◆ **ENTRIES SHOWN**
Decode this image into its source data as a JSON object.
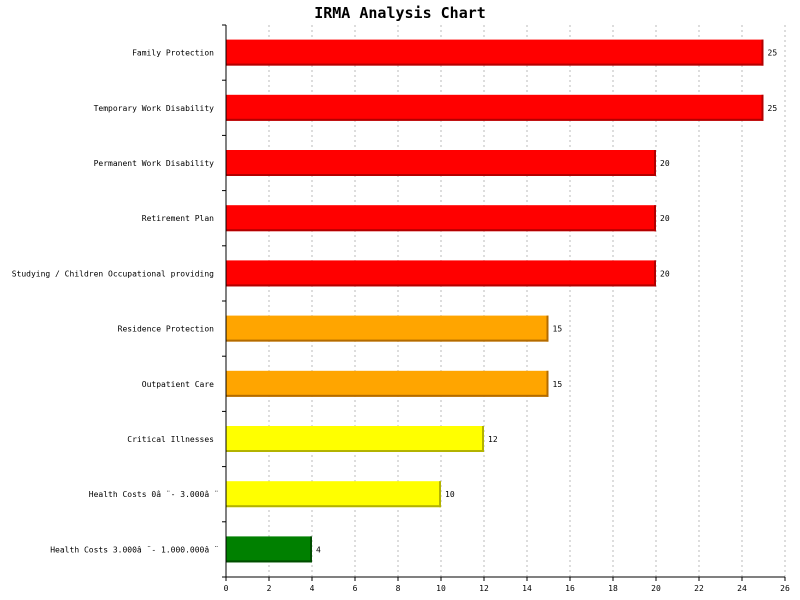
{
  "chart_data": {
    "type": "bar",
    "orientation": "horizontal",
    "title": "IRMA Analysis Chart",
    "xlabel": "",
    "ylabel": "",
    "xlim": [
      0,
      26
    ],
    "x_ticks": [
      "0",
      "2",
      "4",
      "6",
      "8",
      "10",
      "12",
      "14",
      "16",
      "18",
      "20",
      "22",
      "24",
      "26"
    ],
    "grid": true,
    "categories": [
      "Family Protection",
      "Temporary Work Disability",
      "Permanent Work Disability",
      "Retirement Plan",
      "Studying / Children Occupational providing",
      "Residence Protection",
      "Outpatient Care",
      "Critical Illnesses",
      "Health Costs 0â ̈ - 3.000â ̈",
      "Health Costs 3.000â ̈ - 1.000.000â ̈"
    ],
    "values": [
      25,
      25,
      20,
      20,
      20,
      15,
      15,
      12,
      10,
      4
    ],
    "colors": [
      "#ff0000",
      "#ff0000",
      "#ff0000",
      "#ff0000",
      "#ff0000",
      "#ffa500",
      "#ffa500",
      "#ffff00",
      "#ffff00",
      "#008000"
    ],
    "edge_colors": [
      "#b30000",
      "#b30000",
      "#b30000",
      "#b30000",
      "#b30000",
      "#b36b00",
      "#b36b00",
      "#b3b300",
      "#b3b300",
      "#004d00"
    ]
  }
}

◆ **PROBLEM DESCRIPTION**
Give back only a number, the number of lines where the string "Work" occurs.

◆ **EXERCISE ANSWER**
2